*** Source material ***

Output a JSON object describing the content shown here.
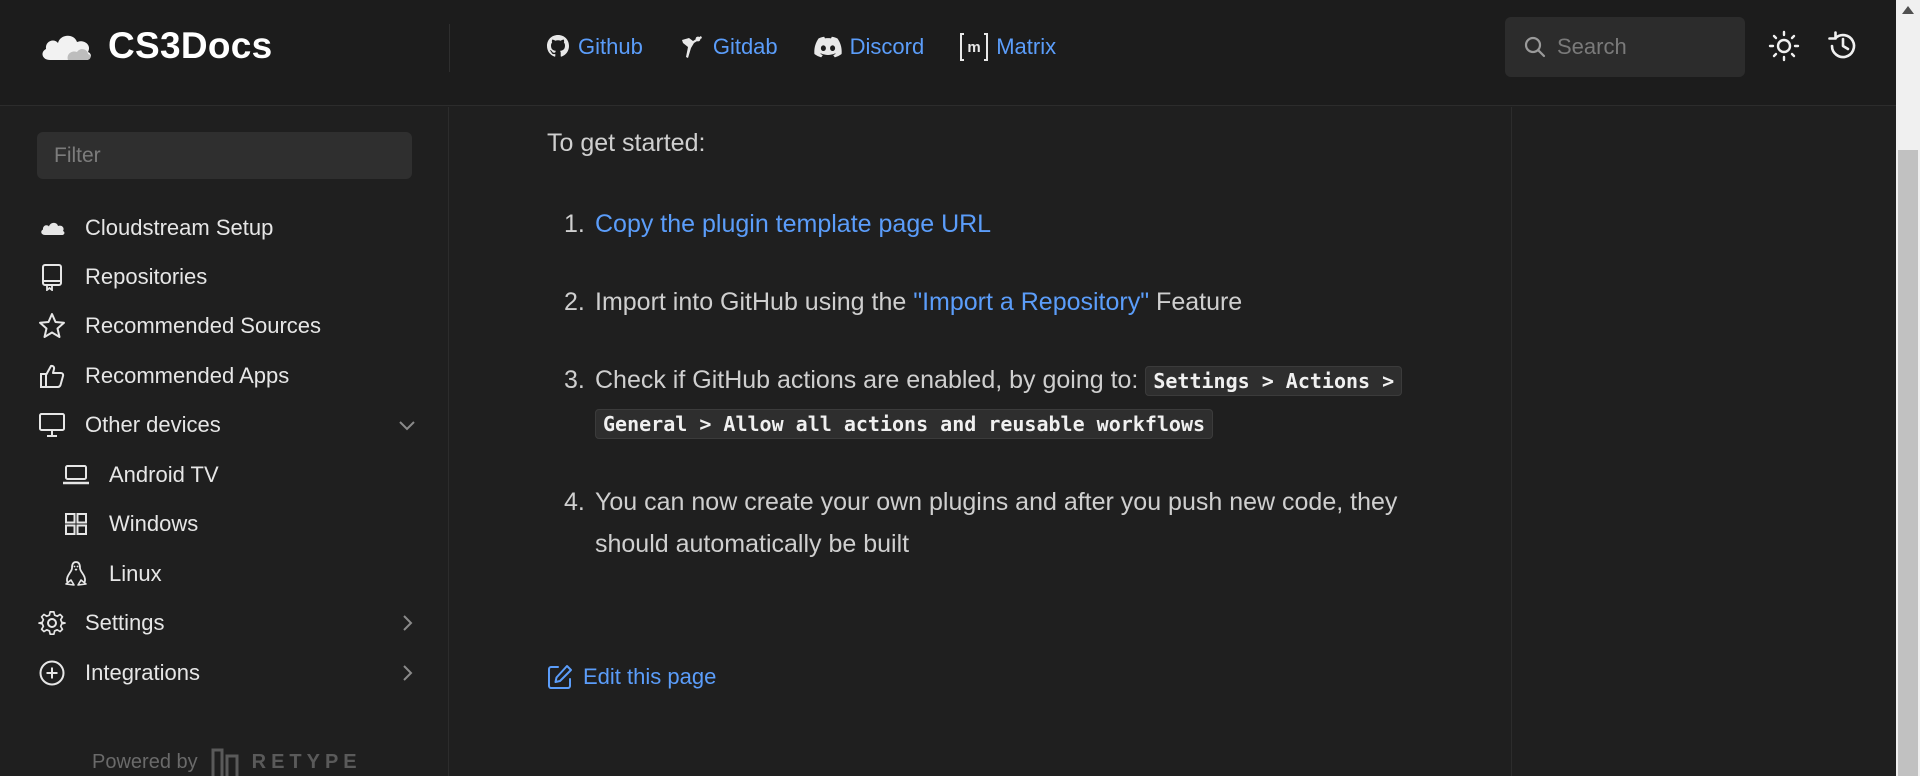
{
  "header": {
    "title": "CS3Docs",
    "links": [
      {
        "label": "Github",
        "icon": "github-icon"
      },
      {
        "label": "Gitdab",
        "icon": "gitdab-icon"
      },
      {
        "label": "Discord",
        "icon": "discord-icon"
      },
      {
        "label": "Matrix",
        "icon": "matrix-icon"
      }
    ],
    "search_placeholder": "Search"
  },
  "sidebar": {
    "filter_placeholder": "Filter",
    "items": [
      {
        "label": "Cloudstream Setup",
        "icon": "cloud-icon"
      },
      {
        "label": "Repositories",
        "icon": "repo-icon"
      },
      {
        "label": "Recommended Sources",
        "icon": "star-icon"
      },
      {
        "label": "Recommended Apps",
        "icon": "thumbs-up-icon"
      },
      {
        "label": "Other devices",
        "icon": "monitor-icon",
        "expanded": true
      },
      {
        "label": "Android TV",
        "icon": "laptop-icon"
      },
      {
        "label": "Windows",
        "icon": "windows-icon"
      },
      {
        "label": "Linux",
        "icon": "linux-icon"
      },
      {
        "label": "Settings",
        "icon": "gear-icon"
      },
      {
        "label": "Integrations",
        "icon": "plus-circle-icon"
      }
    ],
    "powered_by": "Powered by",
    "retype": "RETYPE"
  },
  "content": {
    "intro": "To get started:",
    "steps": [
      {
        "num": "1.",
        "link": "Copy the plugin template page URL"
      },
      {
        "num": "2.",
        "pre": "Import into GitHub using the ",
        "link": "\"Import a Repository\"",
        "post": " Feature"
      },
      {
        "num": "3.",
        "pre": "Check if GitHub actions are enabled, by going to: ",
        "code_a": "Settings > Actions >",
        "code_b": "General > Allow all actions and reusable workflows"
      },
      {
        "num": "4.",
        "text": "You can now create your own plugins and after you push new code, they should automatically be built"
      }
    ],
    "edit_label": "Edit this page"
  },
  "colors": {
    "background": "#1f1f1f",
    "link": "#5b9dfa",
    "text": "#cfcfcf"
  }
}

***

**Work to complete:** Reproduce the data above in full, exactly as it is, with the pictures left out.

**The result:**
Output a JSON object describing the content shown here.
{
  "header": {
    "title": "CS3Docs",
    "links": [
      {
        "label": "Github",
        "icon": "github-icon"
      },
      {
        "label": "Gitdab",
        "icon": "gitdab-icon"
      },
      {
        "label": "Discord",
        "icon": "discord-icon"
      },
      {
        "label": "Matrix",
        "icon": "matrix-icon"
      }
    ],
    "search_placeholder": "Search"
  },
  "sidebar": {
    "filter_placeholder": "Filter",
    "items": [
      {
        "label": "Cloudstream Setup",
        "icon": "cloud-icon"
      },
      {
        "label": "Repositories",
        "icon": "repo-icon"
      },
      {
        "label": "Recommended Sources",
        "icon": "star-icon"
      },
      {
        "label": "Recommended Apps",
        "icon": "thumbs-up-icon"
      },
      {
        "label": "Other devices",
        "icon": "monitor-icon",
        "expanded": true
      },
      {
        "label": "Android TV",
        "icon": "laptop-icon"
      },
      {
        "label": "Windows",
        "icon": "windows-icon"
      },
      {
        "label": "Linux",
        "icon": "linux-icon"
      },
      {
        "label": "Settings",
        "icon": "gear-icon"
      },
      {
        "label": "Integrations",
        "icon": "plus-circle-icon"
      }
    ],
    "powered_by": "Powered by",
    "retype": "RETYPE"
  },
  "content": {
    "intro": "To get started:",
    "steps": [
      {
        "num": "1.",
        "link": "Copy the plugin template page URL"
      },
      {
        "num": "2.",
        "pre": "Import into GitHub using the ",
        "link": "\"Import a Repository\"",
        "post": " Feature"
      },
      {
        "num": "3.",
        "pre": "Check if GitHub actions are enabled, by going to: ",
        "code_a": "Settings > Actions >",
        "code_b": "General > Allow all actions and reusable workflows"
      },
      {
        "num": "4.",
        "text": "You can now create your own plugins and after you push new code, they should automatically be built"
      }
    ],
    "edit_label": "Edit this page"
  },
  "colors": {
    "background": "#1f1f1f",
    "link": "#5b9dfa",
    "text": "#cfcfcf"
  }
}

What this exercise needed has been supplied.